Transcribe precisely those lines of the listing that fall between the line containing "Output a JSON" and the last line, inclusive of both.

Stored rows:
-- BEGIN --

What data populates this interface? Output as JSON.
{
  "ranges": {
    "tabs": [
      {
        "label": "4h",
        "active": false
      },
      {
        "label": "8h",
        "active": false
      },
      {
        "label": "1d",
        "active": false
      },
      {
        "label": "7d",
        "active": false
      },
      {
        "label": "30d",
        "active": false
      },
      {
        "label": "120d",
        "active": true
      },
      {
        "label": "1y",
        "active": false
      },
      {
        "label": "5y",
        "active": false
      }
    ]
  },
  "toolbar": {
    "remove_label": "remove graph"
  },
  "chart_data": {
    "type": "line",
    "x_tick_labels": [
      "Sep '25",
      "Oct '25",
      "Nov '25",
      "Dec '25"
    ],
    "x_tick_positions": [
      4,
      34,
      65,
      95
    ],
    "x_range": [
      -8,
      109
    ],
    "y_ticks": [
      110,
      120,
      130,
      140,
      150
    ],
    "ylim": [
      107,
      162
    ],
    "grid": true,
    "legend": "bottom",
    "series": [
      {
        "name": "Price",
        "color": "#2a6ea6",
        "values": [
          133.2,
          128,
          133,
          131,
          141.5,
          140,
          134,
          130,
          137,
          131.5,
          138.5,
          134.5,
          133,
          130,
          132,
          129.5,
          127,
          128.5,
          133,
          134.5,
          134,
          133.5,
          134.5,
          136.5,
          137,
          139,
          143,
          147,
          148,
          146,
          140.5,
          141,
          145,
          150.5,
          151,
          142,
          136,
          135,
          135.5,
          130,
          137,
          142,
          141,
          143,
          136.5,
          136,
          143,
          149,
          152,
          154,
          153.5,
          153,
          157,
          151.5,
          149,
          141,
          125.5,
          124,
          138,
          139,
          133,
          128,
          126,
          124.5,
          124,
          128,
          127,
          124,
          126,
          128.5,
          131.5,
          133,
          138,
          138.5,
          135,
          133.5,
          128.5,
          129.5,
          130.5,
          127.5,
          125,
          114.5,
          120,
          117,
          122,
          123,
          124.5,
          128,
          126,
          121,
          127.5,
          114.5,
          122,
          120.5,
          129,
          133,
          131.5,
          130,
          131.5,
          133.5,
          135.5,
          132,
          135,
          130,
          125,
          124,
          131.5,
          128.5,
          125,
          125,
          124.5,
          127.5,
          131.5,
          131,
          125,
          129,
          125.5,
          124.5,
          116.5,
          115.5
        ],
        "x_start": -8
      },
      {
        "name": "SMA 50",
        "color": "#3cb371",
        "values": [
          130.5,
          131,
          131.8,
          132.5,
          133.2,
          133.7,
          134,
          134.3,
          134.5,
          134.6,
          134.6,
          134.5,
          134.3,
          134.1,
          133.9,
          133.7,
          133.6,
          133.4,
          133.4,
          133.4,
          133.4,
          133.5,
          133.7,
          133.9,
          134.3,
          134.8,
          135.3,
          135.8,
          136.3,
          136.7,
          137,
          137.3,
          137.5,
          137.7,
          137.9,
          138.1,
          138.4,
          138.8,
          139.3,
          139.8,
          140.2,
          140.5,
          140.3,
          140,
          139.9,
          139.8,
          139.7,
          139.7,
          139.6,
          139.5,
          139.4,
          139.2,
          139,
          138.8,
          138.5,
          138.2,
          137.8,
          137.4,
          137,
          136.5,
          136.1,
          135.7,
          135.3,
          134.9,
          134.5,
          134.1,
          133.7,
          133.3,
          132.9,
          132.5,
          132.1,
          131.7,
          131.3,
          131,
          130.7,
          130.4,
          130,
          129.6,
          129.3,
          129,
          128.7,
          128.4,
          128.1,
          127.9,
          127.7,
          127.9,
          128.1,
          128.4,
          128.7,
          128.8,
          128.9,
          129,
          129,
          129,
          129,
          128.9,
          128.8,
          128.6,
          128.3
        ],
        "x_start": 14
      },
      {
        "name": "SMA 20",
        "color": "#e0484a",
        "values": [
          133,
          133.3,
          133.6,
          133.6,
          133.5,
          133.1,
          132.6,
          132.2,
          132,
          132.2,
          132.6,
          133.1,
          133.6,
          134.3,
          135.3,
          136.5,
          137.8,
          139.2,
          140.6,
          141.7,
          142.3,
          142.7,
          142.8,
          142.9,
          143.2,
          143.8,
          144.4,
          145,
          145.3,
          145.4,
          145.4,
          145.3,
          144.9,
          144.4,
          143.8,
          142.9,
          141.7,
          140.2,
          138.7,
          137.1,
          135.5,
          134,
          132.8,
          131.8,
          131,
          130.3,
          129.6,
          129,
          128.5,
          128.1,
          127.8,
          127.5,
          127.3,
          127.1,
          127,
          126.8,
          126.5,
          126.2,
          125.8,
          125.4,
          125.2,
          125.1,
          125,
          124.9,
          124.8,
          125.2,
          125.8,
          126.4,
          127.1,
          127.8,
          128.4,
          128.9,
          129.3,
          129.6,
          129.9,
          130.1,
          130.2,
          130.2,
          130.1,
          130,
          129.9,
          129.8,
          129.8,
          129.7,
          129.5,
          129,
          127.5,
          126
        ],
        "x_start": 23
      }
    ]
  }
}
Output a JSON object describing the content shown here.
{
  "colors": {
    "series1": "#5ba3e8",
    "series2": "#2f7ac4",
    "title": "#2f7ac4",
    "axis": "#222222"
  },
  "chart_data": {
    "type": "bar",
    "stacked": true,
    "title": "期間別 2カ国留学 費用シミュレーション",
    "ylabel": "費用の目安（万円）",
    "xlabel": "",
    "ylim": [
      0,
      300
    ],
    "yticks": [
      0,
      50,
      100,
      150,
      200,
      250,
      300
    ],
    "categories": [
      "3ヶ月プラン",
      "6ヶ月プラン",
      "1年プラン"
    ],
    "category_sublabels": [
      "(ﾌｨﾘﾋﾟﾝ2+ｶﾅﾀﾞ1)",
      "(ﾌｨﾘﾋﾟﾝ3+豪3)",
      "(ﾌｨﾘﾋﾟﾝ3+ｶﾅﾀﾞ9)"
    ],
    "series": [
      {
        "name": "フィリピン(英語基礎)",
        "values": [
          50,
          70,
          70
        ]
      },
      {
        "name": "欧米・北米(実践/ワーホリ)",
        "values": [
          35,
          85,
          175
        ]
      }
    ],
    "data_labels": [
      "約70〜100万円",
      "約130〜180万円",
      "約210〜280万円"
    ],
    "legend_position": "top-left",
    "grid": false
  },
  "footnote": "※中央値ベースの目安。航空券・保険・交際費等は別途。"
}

-- END --

Final result:
Output a JSON object describing the content shown here.
{
  "colors": {
    "series1": "#5ba3e8",
    "series2": "#2f7ac4",
    "title": "#2f7ac4",
    "axis": "#222222"
  },
  "chart_data": {
    "type": "bar",
    "stacked": true,
    "title": "期間別 2カ国留学 費用シミュレーション",
    "ylabel": "費用の目安（万円）",
    "xlabel": "",
    "ylim": [
      0,
      300
    ],
    "yticks": [
      0,
      50,
      100,
      150,
      200,
      250,
      300
    ],
    "categories": [
      "3ヶ月プラン",
      "6ヶ月プラン",
      "1年プラン"
    ],
    "category_sublabels": [
      "(ﾌｨﾘﾋﾟﾝ2+ｶﾅﾀﾞ1)",
      "(ﾌｨﾘﾋﾟﾝ3+豪3)",
      "(ﾌｨﾘﾋﾟﾝ3+ｶﾅﾀﾞ9)"
    ],
    "series": [
      {
        "name": "フィリピン(英語基礎)",
        "values": [
          50,
          70,
          70
        ]
      },
      {
        "name": "欧米・北米(実践/ワーホリ)",
        "values": [
          35,
          85,
          175
        ]
      }
    ],
    "data_labels": [
      "約70〜100万円",
      "約130〜180万円",
      "約210〜280万円"
    ],
    "legend_position": "top-left",
    "grid": false
  },
  "footnote": "※中央値ベースの目安。航空券・保険・交際費等は別途。"
}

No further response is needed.